Exercise prompt — In the material below, find each line holding the string "vafa" and copy it.

(Some records)
++++++

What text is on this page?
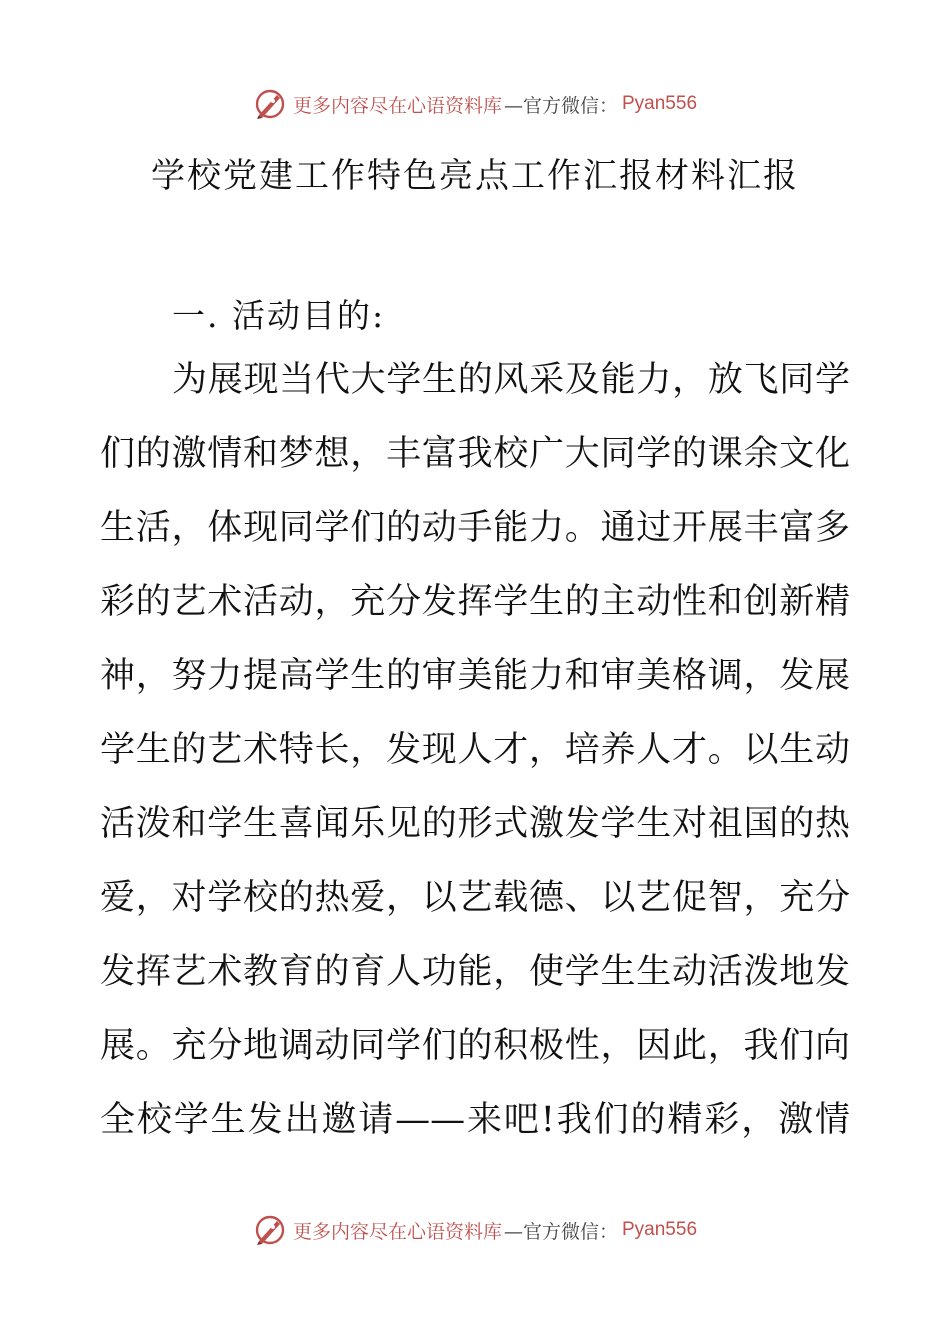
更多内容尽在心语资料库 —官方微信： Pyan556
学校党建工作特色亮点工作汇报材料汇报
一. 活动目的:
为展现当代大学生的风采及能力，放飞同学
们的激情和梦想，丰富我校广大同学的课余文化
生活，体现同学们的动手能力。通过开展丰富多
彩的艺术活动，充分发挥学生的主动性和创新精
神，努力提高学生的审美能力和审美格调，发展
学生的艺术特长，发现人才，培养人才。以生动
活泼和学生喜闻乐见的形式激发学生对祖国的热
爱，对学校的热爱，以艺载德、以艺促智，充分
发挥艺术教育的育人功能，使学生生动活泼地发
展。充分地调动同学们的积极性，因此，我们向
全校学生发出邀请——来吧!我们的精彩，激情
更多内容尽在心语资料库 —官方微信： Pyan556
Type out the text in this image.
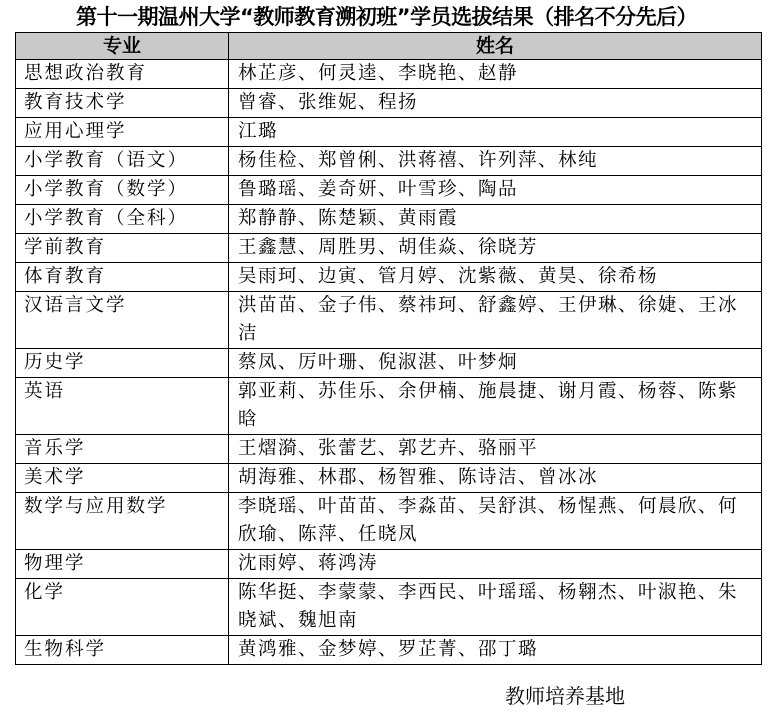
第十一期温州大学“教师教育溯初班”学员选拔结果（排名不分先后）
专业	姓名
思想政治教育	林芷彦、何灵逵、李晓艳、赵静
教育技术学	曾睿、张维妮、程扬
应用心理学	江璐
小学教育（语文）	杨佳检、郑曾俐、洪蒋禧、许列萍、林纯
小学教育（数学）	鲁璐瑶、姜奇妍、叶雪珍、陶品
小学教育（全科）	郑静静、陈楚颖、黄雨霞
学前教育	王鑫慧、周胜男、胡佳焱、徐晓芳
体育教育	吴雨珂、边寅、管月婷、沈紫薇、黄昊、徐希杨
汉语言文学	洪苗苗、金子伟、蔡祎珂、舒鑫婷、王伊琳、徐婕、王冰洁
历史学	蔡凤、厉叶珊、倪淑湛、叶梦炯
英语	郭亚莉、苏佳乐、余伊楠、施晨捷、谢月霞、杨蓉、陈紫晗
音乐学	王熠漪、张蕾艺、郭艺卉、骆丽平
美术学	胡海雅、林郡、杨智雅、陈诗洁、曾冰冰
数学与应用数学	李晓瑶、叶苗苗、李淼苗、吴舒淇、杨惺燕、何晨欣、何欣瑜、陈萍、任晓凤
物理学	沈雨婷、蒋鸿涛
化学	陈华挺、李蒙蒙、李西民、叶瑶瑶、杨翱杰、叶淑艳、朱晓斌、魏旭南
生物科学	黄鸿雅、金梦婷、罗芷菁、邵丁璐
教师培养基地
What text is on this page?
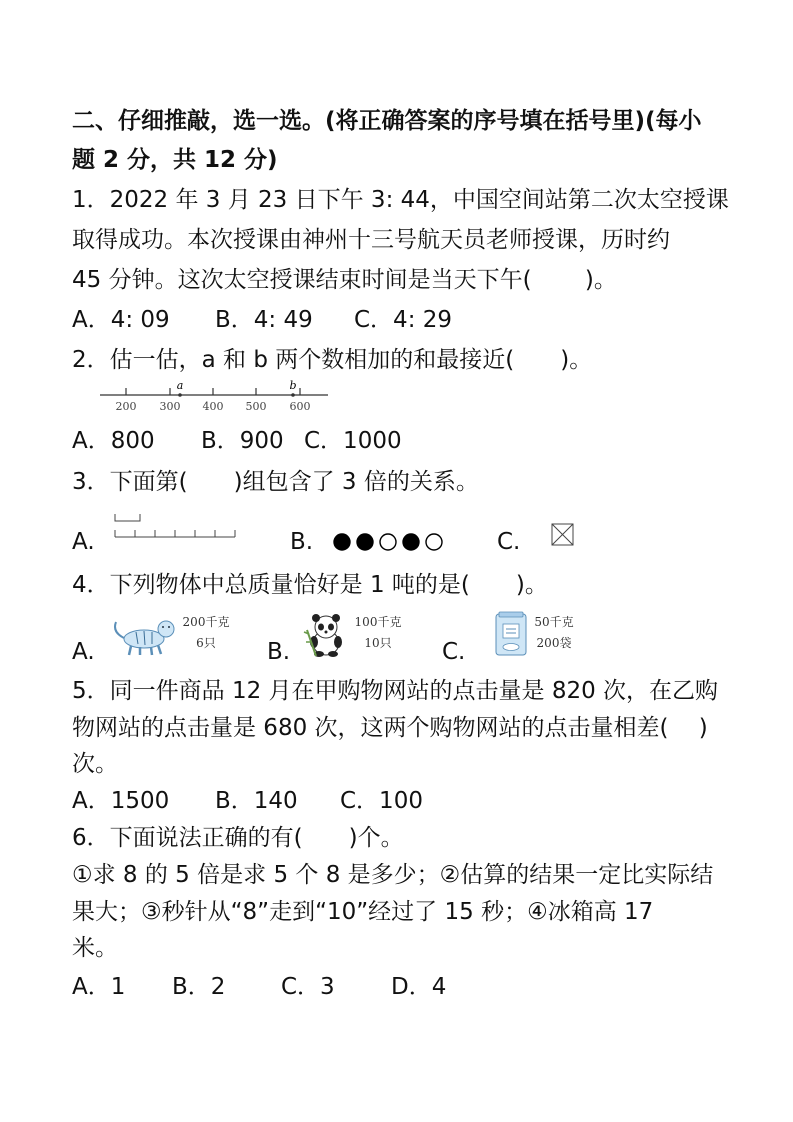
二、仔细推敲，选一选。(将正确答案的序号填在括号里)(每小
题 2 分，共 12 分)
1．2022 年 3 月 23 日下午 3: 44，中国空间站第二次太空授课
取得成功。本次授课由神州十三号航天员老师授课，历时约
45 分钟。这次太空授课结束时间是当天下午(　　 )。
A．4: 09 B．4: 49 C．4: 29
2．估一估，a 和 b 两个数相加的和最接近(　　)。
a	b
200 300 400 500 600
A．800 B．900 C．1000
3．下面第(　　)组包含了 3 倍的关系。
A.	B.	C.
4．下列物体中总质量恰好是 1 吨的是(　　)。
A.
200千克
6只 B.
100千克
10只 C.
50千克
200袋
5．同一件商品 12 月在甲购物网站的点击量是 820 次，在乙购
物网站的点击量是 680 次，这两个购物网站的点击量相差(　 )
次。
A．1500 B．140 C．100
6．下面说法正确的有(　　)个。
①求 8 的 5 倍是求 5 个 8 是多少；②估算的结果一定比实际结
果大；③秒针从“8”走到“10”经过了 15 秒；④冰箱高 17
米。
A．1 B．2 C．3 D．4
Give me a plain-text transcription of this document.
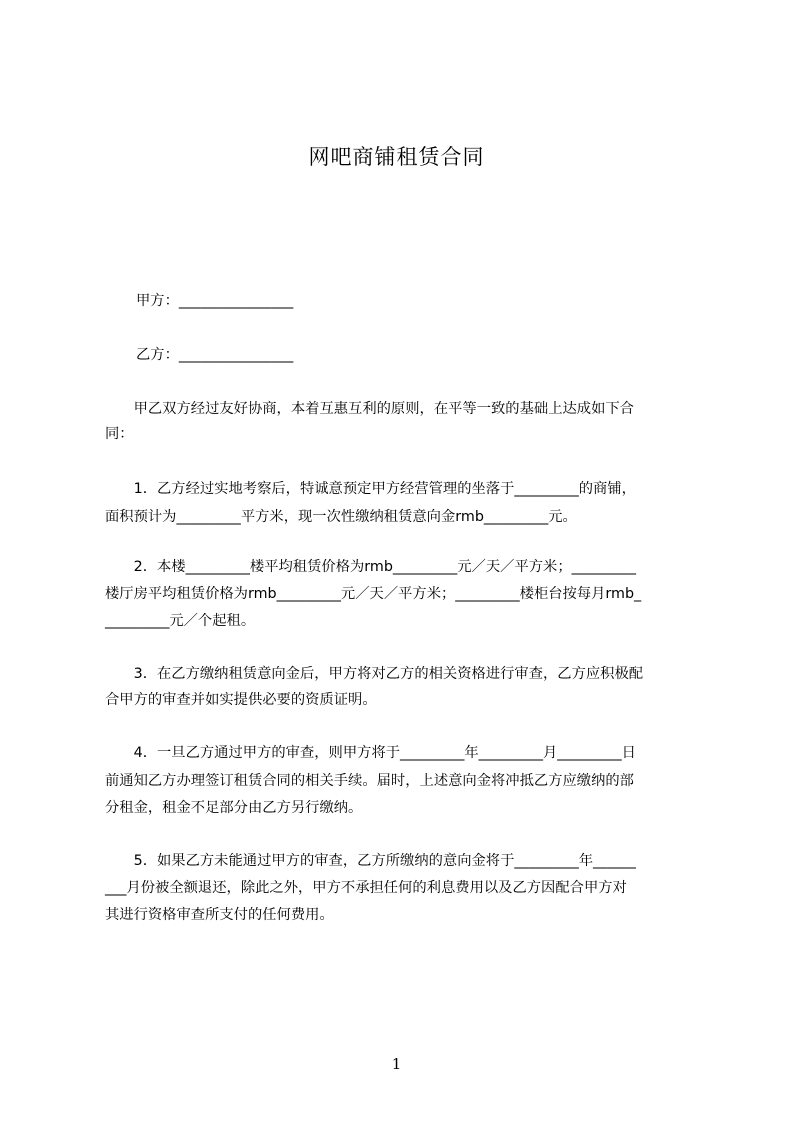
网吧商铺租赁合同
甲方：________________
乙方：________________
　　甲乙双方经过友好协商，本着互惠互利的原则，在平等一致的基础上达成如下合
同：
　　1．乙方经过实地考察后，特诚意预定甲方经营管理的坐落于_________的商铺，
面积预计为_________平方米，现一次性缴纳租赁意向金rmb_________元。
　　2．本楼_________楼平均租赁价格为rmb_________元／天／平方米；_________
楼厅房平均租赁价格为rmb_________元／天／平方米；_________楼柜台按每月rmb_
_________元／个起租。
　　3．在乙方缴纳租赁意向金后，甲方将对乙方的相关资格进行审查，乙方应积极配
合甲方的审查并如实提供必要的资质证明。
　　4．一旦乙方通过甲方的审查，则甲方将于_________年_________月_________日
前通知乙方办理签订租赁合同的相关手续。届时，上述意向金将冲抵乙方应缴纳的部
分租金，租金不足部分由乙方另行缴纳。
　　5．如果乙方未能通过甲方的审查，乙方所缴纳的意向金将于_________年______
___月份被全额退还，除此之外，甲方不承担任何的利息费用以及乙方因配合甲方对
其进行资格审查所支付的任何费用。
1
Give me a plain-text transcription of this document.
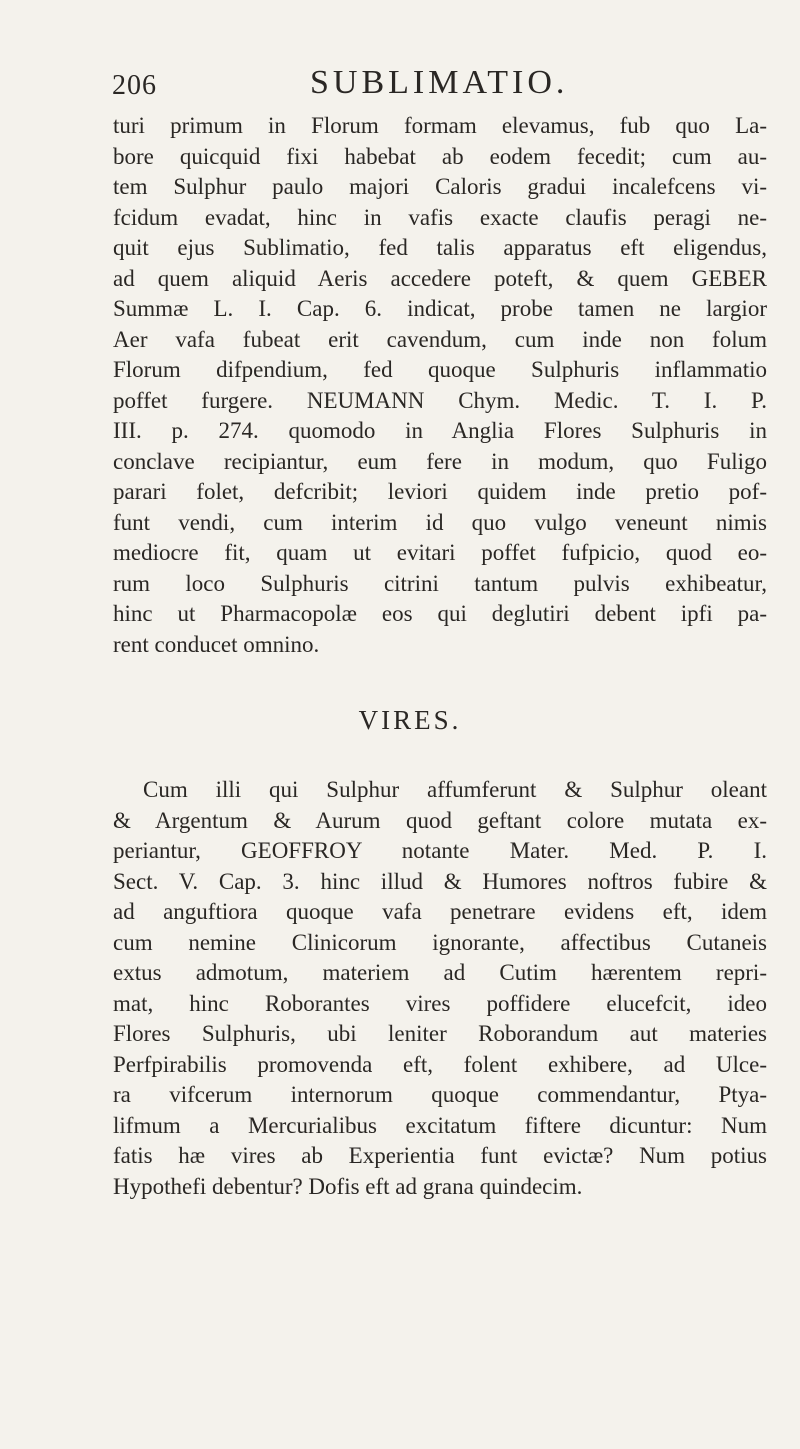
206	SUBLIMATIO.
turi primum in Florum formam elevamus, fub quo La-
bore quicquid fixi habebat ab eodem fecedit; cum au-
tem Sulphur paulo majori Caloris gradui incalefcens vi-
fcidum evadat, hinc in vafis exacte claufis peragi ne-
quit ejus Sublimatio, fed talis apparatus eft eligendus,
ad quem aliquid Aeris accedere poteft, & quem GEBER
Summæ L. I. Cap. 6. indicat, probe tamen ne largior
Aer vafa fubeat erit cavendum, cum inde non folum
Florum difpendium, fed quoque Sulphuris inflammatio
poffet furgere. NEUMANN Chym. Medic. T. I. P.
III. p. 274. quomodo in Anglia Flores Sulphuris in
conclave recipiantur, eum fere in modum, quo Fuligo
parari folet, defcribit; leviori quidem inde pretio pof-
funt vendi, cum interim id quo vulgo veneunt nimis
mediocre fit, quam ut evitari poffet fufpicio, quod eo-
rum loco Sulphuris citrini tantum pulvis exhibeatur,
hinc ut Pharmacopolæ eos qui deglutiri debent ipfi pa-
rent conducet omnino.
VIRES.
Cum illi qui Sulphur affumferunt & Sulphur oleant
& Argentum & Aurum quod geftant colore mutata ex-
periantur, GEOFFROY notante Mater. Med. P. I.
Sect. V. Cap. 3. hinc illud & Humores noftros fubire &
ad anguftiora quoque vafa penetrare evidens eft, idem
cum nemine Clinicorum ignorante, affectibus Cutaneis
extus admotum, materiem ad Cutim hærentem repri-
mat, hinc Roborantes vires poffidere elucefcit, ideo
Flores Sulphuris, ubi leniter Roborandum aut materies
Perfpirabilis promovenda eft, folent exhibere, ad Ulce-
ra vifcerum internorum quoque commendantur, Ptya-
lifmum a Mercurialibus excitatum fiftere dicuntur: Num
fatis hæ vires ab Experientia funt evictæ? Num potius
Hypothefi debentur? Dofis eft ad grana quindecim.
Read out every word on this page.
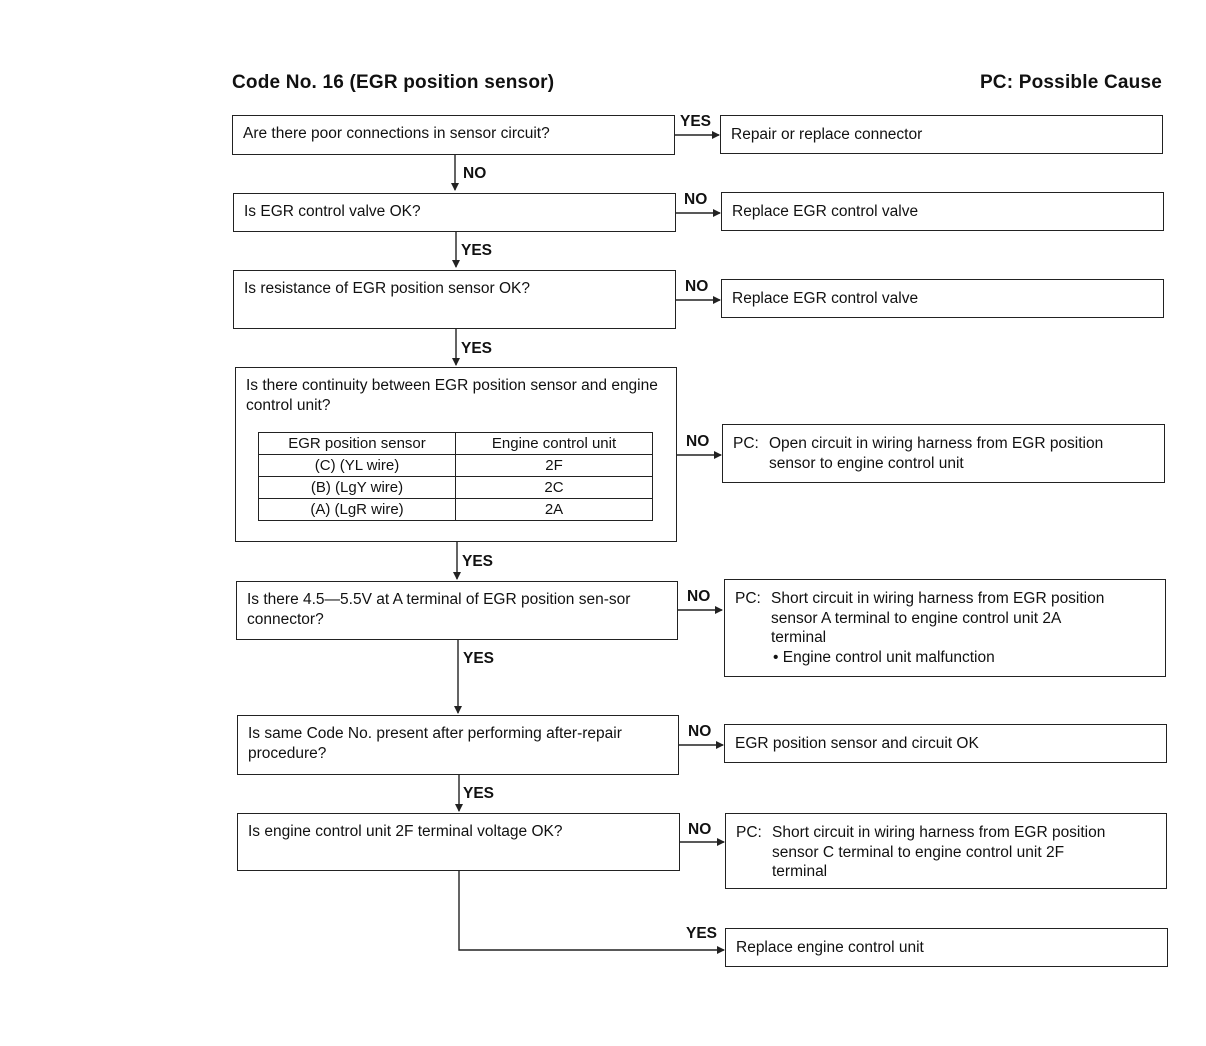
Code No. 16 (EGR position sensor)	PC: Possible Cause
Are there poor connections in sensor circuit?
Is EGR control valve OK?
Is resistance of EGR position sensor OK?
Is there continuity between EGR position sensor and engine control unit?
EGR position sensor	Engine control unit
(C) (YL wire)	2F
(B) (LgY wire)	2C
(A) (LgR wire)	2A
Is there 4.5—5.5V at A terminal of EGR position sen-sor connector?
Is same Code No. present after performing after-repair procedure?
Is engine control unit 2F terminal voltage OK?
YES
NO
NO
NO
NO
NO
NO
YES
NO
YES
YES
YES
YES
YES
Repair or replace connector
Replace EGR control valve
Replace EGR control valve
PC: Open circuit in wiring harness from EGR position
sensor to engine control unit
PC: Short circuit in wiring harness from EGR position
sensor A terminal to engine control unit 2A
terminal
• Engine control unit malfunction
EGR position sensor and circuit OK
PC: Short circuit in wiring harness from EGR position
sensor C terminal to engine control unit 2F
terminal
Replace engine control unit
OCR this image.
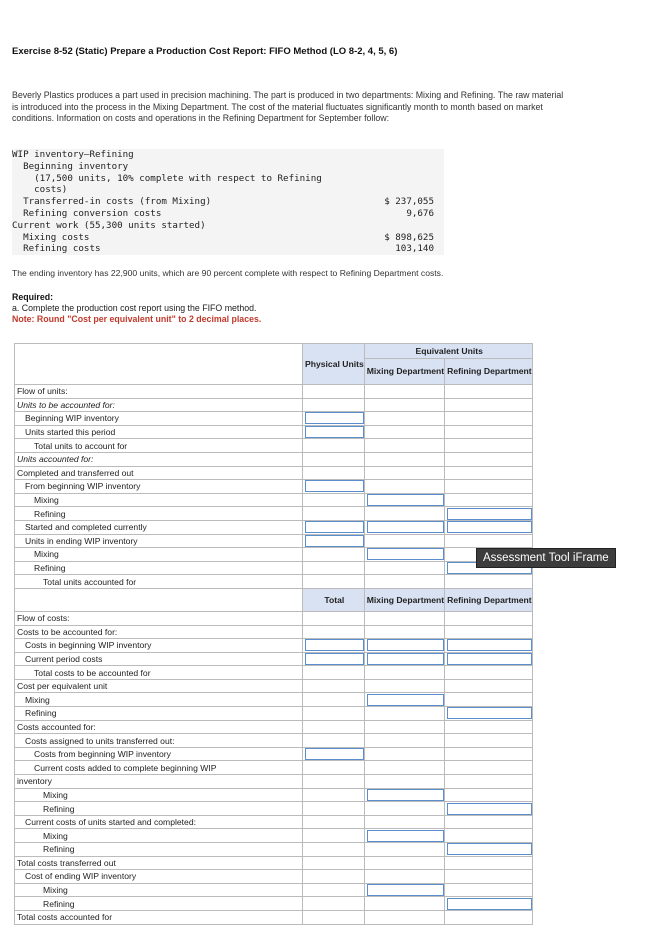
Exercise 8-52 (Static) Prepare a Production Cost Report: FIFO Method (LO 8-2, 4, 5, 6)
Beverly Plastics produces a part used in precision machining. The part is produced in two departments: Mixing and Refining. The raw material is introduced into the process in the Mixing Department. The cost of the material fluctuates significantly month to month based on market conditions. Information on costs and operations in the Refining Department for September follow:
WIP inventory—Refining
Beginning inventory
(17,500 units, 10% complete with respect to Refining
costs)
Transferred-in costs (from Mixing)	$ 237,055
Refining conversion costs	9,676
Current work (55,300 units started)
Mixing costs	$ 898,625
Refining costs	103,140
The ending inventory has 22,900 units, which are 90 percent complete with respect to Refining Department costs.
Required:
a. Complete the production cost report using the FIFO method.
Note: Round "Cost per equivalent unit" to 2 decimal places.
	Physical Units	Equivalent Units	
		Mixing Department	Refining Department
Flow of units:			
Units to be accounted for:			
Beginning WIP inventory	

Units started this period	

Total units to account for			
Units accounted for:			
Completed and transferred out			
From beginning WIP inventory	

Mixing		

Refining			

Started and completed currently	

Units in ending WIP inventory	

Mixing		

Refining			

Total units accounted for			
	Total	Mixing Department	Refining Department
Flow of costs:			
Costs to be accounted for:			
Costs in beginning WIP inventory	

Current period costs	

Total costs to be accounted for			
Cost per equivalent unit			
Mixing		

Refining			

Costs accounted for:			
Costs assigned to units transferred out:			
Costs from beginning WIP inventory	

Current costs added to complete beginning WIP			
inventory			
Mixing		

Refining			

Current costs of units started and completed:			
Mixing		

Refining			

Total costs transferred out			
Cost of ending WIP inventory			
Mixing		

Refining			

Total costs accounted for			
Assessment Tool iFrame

++++++

Task result —
Aer vafa fubeat erit cavendum, cum inde non folum
ad anguftiora quoque vafa penetrare evidens eft, idem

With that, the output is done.